"""
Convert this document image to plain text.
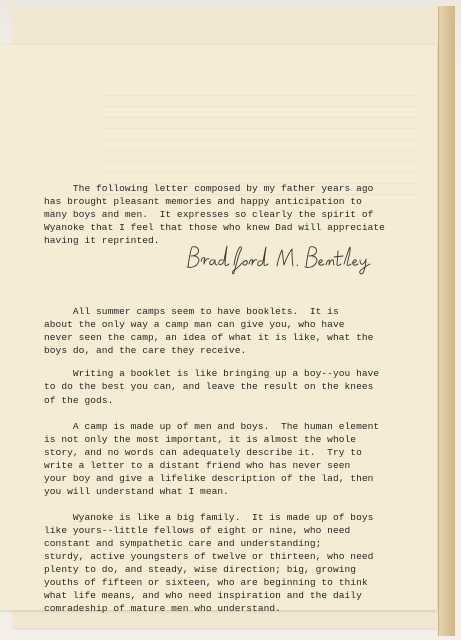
The following letter composed by my father years ago

has brought pleasant memories and happy anticipation to

many boys and men.  It expresses so clearly the spirit of

Wyanoke that I feel that those who knew Dad will appreciate

having it reprinted.

All summer camps seem to have booklets.  It is

about the only way a camp man can give you, who have

never seen the camp, an idea of what it is like, what the

boys do, and the care they receive.

Writing a booklet is like bringing up a boy--you have

to do the best you can, and leave the result on the knees

of the gods.

A camp is made up of men and boys.  The human element

is not only the most important, it is almost the whole

story, and no words can adequately describe it.  Try to

write a letter to a distant friend who has never seen

your boy and give a lifelike description of the lad, then

you will understand what I mean.

Wyanoke is like a big family.  It is made up of boys

like yours--little fellows of eight or nine, who need

constant and sympathetic care and understanding;

sturdy, active youngsters of twelve or thirteen, who need

plenty to do, and steady, wise direction; big, growing

youths of fifteen or sixteen, who are beginning to think

what life means, and who need inspiration and the daily

comradeship of mature men who understand.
"""
REQUIRED WORK: Tally the lines above containing "seen". Answer with the count only.

FINAL RESULT: 2